What is expected »
Reproduce all of the entries below word for word, keeping every line unchanged.

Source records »
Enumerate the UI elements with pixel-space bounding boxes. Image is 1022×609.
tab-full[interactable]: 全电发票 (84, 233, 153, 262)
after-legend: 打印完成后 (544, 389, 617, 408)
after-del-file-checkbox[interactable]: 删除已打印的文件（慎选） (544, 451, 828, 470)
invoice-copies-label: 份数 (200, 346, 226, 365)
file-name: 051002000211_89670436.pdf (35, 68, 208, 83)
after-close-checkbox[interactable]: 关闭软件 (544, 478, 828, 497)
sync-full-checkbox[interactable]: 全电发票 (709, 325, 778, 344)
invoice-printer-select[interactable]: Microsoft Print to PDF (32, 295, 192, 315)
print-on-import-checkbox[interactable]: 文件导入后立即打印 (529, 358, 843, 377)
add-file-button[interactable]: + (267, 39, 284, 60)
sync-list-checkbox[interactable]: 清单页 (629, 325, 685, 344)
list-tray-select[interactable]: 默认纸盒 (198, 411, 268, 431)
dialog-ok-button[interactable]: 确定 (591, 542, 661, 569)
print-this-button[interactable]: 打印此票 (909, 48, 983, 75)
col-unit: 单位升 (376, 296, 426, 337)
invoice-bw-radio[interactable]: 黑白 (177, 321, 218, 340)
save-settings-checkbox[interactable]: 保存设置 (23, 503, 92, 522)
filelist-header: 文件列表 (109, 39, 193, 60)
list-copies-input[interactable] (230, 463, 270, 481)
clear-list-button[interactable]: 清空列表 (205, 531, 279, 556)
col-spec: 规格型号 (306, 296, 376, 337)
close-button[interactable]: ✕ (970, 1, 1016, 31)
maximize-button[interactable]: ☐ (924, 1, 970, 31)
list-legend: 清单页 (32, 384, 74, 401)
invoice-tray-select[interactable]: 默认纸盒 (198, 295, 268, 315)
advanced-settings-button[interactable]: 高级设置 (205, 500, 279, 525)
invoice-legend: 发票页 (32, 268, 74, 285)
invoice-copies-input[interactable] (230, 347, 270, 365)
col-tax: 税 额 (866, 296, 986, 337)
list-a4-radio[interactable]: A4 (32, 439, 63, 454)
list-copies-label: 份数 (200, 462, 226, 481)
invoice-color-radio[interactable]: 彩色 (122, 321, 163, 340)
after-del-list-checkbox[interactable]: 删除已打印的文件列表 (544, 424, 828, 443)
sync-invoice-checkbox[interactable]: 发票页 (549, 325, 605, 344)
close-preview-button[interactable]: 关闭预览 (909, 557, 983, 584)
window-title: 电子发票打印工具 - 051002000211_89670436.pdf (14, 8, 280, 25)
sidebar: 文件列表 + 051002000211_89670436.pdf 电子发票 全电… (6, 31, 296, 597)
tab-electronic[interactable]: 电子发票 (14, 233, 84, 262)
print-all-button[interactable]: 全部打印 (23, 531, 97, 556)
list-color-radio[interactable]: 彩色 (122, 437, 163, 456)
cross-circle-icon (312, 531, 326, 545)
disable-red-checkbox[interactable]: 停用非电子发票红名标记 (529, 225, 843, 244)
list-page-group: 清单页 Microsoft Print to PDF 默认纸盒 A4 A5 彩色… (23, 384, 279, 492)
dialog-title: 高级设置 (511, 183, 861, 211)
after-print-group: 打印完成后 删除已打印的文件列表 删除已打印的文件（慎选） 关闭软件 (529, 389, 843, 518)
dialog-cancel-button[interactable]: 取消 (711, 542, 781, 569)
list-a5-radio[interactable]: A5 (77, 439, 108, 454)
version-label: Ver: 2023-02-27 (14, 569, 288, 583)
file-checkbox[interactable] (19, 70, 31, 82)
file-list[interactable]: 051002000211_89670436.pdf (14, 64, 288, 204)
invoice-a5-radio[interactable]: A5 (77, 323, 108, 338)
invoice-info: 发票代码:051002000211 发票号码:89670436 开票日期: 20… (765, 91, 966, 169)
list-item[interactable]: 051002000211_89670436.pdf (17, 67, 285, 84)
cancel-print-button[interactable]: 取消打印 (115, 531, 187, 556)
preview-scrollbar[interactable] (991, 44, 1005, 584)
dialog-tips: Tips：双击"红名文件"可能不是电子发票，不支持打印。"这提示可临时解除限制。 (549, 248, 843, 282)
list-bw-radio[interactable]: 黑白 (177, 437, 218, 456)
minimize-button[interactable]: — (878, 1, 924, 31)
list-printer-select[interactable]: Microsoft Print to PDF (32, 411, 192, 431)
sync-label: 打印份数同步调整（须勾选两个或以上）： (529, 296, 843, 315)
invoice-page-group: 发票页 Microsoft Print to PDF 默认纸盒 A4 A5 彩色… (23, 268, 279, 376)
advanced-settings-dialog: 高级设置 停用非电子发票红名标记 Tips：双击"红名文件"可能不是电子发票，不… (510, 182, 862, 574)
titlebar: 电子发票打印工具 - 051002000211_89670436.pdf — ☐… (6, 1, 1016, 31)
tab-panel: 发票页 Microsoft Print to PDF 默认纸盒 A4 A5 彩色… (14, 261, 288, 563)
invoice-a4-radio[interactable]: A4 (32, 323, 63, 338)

Response to the task »
Enumerate the UI elements with pixel-space bounding boxes. Image is 1022×609.
tab-full[interactable]: 全电发票 (84, 233, 153, 262)
after-legend: 打印完成后 (544, 389, 617, 408)
after-del-file-checkbox[interactable]: 删除已打印的文件（慎选） (544, 451, 828, 470)
invoice-copies-label: 份数 (200, 346, 226, 365)
file-name: 051002000211_89670436.pdf (35, 68, 208, 83)
after-close-checkbox[interactable]: 关闭软件 (544, 478, 828, 497)
sync-full-checkbox[interactable]: 全电发票 (709, 325, 778, 344)
invoice-printer-select[interactable]: Microsoft Print to PDF (32, 295, 192, 315)
print-on-import-checkbox[interactable]: 文件导入后立即打印 (529, 358, 843, 377)
add-file-button[interactable]: + (267, 39, 284, 60)
sync-list-checkbox[interactable]: 清单页 (629, 325, 685, 344)
list-tray-select[interactable]: 默认纸盒 (198, 411, 268, 431)
dialog-ok-button[interactable]: 确定 (591, 542, 661, 569)
print-this-button[interactable]: 打印此票 (909, 48, 983, 75)
col-unit: 单位升 (376, 296, 426, 337)
invoice-bw-radio[interactable]: 黑白 (177, 321, 218, 340)
save-settings-checkbox[interactable]: 保存设置 (23, 503, 92, 522)
filelist-header: 文件列表 (109, 39, 193, 60)
list-copies-input[interactable] (230, 463, 270, 481)
clear-list-button[interactable]: 清空列表 (205, 531, 279, 556)
col-spec: 规格型号 (306, 296, 376, 337)
close-button[interactable]: ✕ (970, 1, 1016, 31)
maximize-button[interactable]: ☐ (924, 1, 970, 31)
list-legend: 清单页 (32, 384, 74, 401)
invoice-tray-select[interactable]: 默认纸盒 (198, 295, 268, 315)
advanced-settings-button[interactable]: 高级设置 (205, 500, 279, 525)
invoice-legend: 发票页 (32, 268, 74, 285)
invoice-copies-input[interactable] (230, 347, 270, 365)
col-tax: 税 额 (866, 296, 986, 337)
list-a4-radio[interactable]: A4 (32, 439, 63, 454)
list-copies-label: 份数 (200, 462, 226, 481)
invoice-color-radio[interactable]: 彩色 (122, 321, 163, 340)
after-del-list-checkbox[interactable]: 删除已打印的文件列表 (544, 424, 828, 443)
sync-invoice-checkbox[interactable]: 发票页 (549, 325, 605, 344)
close-preview-button[interactable]: 关闭预览 (909, 557, 983, 584)
window-title: 电子发票打印工具 - 051002000211_89670436.pdf (14, 8, 280, 25)
sidebar: 文件列表 + 051002000211_89670436.pdf 电子发票 全电… (6, 31, 296, 597)
tab-electronic[interactable]: 电子发票 (14, 233, 84, 262)
print-all-button[interactable]: 全部打印 (23, 531, 97, 556)
list-color-radio[interactable]: 彩色 (122, 437, 163, 456)
cross-circle-icon (312, 531, 326, 545)
disable-red-checkbox[interactable]: 停用非电子发票红名标记 (529, 225, 843, 244)
list-page-group: 清单页 Microsoft Print to PDF 默认纸盒 A4 A5 彩色… (23, 384, 279, 492)
dialog-title: 高级设置 (511, 183, 861, 211)
after-print-group: 打印完成后 删除已打印的文件列表 删除已打印的文件（慎选） 关闭软件 (529, 389, 843, 518)
dialog-cancel-button[interactable]: 取消 (711, 542, 781, 569)
list-a5-radio[interactable]: A5 (77, 439, 108, 454)
version-label: Ver: 2023-02-27 (14, 569, 288, 583)
file-checkbox[interactable] (19, 70, 31, 82)
file-list[interactable]: 051002000211_89670436.pdf (14, 64, 288, 204)
invoice-a5-radio[interactable]: A5 (77, 323, 108, 338)
invoice-info: 发票代码:051002000211 发票号码:89670436 开票日期: 20… (765, 91, 966, 169)
list-item[interactable]: 051002000211_89670436.pdf (17, 67, 285, 84)
cancel-print-button[interactable]: 取消打印 (115, 531, 187, 556)
preview-scrollbar[interactable] (991, 44, 1005, 584)
dialog-tips: Tips：双击"红名文件"可能不是电子发票，不支持打印。"这提示可临时解除限制。 (549, 248, 843, 282)
list-bw-radio[interactable]: 黑白 (177, 437, 218, 456)
minimize-button[interactable]: — (878, 1, 924, 31)
list-printer-select[interactable]: Microsoft Print to PDF (32, 411, 192, 431)
sync-label: 打印份数同步调整（须勾选两个或以上）： (529, 296, 843, 315)
invoice-page-group: 发票页 Microsoft Print to PDF 默认纸盒 A4 A5 彩色… (23, 268, 279, 376)
advanced-settings-dialog: 高级设置 停用非电子发票红名标记 Tips：双击"红名文件"可能不是电子发票，不… (510, 182, 862, 574)
titlebar: 电子发票打印工具 - 051002000211_89670436.pdf — ☐… (6, 1, 1016, 31)
tab-panel: 发票页 Microsoft Print to PDF 默认纸盒 A4 A5 彩色… (14, 261, 288, 563)
invoice-a4-radio[interactable]: A4 (32, 323, 63, 338)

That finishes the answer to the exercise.